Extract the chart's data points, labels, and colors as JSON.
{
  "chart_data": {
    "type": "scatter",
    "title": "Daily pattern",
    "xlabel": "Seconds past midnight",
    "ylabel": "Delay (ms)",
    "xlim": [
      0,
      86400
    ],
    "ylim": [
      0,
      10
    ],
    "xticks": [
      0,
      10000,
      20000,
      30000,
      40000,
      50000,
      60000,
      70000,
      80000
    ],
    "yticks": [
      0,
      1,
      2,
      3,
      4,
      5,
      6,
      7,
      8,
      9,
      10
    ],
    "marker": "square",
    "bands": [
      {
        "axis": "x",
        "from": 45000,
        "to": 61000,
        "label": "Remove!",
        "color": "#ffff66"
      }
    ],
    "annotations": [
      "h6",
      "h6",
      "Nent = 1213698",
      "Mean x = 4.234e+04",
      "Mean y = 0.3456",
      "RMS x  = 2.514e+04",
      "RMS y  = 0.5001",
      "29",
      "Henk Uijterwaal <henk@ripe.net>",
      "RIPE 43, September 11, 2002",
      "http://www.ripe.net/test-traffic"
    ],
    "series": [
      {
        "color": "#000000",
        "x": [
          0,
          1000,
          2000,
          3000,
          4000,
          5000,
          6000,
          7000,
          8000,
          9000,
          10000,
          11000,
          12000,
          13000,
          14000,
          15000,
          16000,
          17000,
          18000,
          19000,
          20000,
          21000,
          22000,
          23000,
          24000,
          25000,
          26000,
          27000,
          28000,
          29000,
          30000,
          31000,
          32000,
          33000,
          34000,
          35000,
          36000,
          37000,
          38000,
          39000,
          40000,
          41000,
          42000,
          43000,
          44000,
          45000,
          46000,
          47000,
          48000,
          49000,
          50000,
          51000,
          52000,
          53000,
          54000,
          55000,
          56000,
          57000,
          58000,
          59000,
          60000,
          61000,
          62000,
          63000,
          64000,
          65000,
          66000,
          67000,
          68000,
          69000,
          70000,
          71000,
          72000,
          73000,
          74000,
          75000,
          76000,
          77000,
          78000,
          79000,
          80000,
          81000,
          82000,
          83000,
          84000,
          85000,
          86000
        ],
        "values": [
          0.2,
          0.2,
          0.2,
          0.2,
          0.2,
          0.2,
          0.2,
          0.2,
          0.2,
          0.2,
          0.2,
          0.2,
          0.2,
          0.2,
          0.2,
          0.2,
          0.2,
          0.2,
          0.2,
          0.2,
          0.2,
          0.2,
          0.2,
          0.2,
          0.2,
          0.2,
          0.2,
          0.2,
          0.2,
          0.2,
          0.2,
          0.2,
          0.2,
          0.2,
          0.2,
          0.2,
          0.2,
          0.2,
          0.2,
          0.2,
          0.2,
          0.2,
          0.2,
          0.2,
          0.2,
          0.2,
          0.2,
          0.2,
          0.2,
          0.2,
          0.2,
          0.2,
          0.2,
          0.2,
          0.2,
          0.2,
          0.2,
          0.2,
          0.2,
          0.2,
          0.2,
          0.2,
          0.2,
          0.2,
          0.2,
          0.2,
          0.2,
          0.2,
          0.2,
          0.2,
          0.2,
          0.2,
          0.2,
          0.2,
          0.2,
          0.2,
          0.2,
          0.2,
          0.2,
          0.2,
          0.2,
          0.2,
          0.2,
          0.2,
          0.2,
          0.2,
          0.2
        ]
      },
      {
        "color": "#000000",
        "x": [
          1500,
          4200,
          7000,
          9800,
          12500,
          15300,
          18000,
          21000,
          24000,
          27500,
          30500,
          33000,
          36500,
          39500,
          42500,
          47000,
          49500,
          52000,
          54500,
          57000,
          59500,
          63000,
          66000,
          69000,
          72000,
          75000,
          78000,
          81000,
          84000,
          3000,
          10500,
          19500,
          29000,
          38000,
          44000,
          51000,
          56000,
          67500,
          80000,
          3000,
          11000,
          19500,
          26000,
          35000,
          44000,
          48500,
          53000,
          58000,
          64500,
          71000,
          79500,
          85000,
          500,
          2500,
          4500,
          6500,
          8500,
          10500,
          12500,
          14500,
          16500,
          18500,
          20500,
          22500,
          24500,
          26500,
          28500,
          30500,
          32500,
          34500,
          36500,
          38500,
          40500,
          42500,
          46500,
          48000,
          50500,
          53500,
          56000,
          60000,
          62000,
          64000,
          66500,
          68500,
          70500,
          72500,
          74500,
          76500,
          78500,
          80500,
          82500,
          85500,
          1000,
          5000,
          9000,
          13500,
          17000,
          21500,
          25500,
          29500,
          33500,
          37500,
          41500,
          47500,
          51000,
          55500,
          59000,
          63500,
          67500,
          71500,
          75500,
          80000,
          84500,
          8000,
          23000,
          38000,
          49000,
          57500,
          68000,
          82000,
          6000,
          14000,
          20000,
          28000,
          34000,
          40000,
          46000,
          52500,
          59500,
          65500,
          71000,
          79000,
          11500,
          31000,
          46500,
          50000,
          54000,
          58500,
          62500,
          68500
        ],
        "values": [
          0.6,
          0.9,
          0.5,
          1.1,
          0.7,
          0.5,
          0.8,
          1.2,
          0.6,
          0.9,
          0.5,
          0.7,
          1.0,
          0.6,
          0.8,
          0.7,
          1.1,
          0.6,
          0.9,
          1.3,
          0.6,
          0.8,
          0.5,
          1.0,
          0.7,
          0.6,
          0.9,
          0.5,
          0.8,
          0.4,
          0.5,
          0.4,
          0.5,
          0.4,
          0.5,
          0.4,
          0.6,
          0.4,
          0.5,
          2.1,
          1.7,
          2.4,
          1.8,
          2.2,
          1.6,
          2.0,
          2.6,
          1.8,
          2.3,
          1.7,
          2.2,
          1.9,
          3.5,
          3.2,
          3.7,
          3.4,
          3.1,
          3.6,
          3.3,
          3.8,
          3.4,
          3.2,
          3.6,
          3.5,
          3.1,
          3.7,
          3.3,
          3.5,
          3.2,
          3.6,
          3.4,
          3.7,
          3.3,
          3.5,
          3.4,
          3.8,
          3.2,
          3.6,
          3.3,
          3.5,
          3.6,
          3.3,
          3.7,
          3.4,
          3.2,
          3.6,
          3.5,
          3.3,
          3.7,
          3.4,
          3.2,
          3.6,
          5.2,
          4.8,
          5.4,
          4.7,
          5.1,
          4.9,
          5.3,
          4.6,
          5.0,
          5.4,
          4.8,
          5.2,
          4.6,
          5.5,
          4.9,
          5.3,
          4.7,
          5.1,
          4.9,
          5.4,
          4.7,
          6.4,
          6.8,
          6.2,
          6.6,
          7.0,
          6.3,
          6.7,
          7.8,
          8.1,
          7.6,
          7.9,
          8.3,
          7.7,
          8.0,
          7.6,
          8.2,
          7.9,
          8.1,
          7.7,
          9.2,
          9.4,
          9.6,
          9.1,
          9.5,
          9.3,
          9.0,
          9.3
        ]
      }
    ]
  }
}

* Exercise description *
The records above should be repeated in full, exactly as given.

* Task response *
Extract the chart's data points, labels, and colors as JSON.
{
  "chart_data": {
    "type": "scatter",
    "title": "Daily pattern",
    "xlabel": "Seconds past midnight",
    "ylabel": "Delay (ms)",
    "xlim": [
      0,
      86400
    ],
    "ylim": [
      0,
      10
    ],
    "xticks": [
      0,
      10000,
      20000,
      30000,
      40000,
      50000,
      60000,
      70000,
      80000
    ],
    "yticks": [
      0,
      1,
      2,
      3,
      4,
      5,
      6,
      7,
      8,
      9,
      10
    ],
    "marker": "square",
    "bands": [
      {
        "axis": "x",
        "from": 45000,
        "to": 61000,
        "label": "Remove!",
        "color": "#ffff66"
      }
    ],
    "annotations": [
      "h6",
      "h6",
      "Nent = 1213698",
      "Mean x = 4.234e+04",
      "Mean y = 0.3456",
      "RMS x  = 2.514e+04",
      "RMS y  = 0.5001",
      "29",
      "Henk Uijterwaal <henk@ripe.net>",
      "RIPE 43, September 11, 2002",
      "http://www.ripe.net/test-traffic"
    ],
    "series": [
      {
        "color": "#000000",
        "x": [
          0,
          1000,
          2000,
          3000,
          4000,
          5000,
          6000,
          7000,
          8000,
          9000,
          10000,
          11000,
          12000,
          13000,
          14000,
          15000,
          16000,
          17000,
          18000,
          19000,
          20000,
          21000,
          22000,
          23000,
          24000,
          25000,
          26000,
          27000,
          28000,
          29000,
          30000,
          31000,
          32000,
          33000,
          34000,
          35000,
          36000,
          37000,
          38000,
          39000,
          40000,
          41000,
          42000,
          43000,
          44000,
          45000,
          46000,
          47000,
          48000,
          49000,
          50000,
          51000,
          52000,
          53000,
          54000,
          55000,
          56000,
          57000,
          58000,
          59000,
          60000,
          61000,
          62000,
          63000,
          64000,
          65000,
          66000,
          67000,
          68000,
          69000,
          70000,
          71000,
          72000,
          73000,
          74000,
          75000,
          76000,
          77000,
          78000,
          79000,
          80000,
          81000,
          82000,
          83000,
          84000,
          85000,
          86000
        ],
        "values": [
          0.2,
          0.2,
          0.2,
          0.2,
          0.2,
          0.2,
          0.2,
          0.2,
          0.2,
          0.2,
          0.2,
          0.2,
          0.2,
          0.2,
          0.2,
          0.2,
          0.2,
          0.2,
          0.2,
          0.2,
          0.2,
          0.2,
          0.2,
          0.2,
          0.2,
          0.2,
          0.2,
          0.2,
          0.2,
          0.2,
          0.2,
          0.2,
          0.2,
          0.2,
          0.2,
          0.2,
          0.2,
          0.2,
          0.2,
          0.2,
          0.2,
          0.2,
          0.2,
          0.2,
          0.2,
          0.2,
          0.2,
          0.2,
          0.2,
          0.2,
          0.2,
          0.2,
          0.2,
          0.2,
          0.2,
          0.2,
          0.2,
          0.2,
          0.2,
          0.2,
          0.2,
          0.2,
          0.2,
          0.2,
          0.2,
          0.2,
          0.2,
          0.2,
          0.2,
          0.2,
          0.2,
          0.2,
          0.2,
          0.2,
          0.2,
          0.2,
          0.2,
          0.2,
          0.2,
          0.2,
          0.2,
          0.2,
          0.2,
          0.2,
          0.2,
          0.2,
          0.2
        ]
      },
      {
        "color": "#000000",
        "x": [
          1500,
          4200,
          7000,
          9800,
          12500,
          15300,
          18000,
          21000,
          24000,
          27500,
          30500,
          33000,
          36500,
          39500,
          42500,
          47000,
          49500,
          52000,
          54500,
          57000,
          59500,
          63000,
          66000,
          69000,
          72000,
          75000,
          78000,
          81000,
          84000,
          3000,
          10500,
          19500,
          29000,
          38000,
          44000,
          51000,
          56000,
          67500,
          80000,
          3000,
          11000,
          19500,
          26000,
          35000,
          44000,
          48500,
          53000,
          58000,
          64500,
          71000,
          79500,
          85000,
          500,
          2500,
          4500,
          6500,
          8500,
          10500,
          12500,
          14500,
          16500,
          18500,
          20500,
          22500,
          24500,
          26500,
          28500,
          30500,
          32500,
          34500,
          36500,
          38500,
          40500,
          42500,
          46500,
          48000,
          50500,
          53500,
          56000,
          60000,
          62000,
          64000,
          66500,
          68500,
          70500,
          72500,
          74500,
          76500,
          78500,
          80500,
          82500,
          85500,
          1000,
          5000,
          9000,
          13500,
          17000,
          21500,
          25500,
          29500,
          33500,
          37500,
          41500,
          47500,
          51000,
          55500,
          59000,
          63500,
          67500,
          71500,
          75500,
          80000,
          84500,
          8000,
          23000,
          38000,
          49000,
          57500,
          68000,
          82000,
          6000,
          14000,
          20000,
          28000,
          34000,
          40000,
          46000,
          52500,
          59500,
          65500,
          71000,
          79000,
          11500,
          31000,
          46500,
          50000,
          54000,
          58500,
          62500,
          68500
        ],
        "values": [
          0.6,
          0.9,
          0.5,
          1.1,
          0.7,
          0.5,
          0.8,
          1.2,
          0.6,
          0.9,
          0.5,
          0.7,
          1.0,
          0.6,
          0.8,
          0.7,
          1.1,
          0.6,
          0.9,
          1.3,
          0.6,
          0.8,
          0.5,
          1.0,
          0.7,
          0.6,
          0.9,
          0.5,
          0.8,
          0.4,
          0.5,
          0.4,
          0.5,
          0.4,
          0.5,
          0.4,
          0.6,
          0.4,
          0.5,
          2.1,
          1.7,
          2.4,
          1.8,
          2.2,
          1.6,
          2.0,
          2.6,
          1.8,
          2.3,
          1.7,
          2.2,
          1.9,
          3.5,
          3.2,
          3.7,
          3.4,
          3.1,
          3.6,
          3.3,
          3.8,
          3.4,
          3.2,
          3.6,
          3.5,
          3.1,
          3.7,
          3.3,
          3.5,
          3.2,
          3.6,
          3.4,
          3.7,
          3.3,
          3.5,
          3.4,
          3.8,
          3.2,
          3.6,
          3.3,
          3.5,
          3.6,
          3.3,
          3.7,
          3.4,
          3.2,
          3.6,
          3.5,
          3.3,
          3.7,
          3.4,
          3.2,
          3.6,
          5.2,
          4.8,
          5.4,
          4.7,
          5.1,
          4.9,
          5.3,
          4.6,
          5.0,
          5.4,
          4.8,
          5.2,
          4.6,
          5.5,
          4.9,
          5.3,
          4.7,
          5.1,
          4.9,
          5.4,
          4.7,
          6.4,
          6.8,
          6.2,
          6.6,
          7.0,
          6.3,
          6.7,
          7.8,
          8.1,
          7.6,
          7.9,
          8.3,
          7.7,
          8.0,
          7.6,
          8.2,
          7.9,
          8.1,
          7.7,
          9.2,
          9.4,
          9.6,
          9.1,
          9.5,
          9.3,
          9.0,
          9.3
        ]
      }
    ]
  }
}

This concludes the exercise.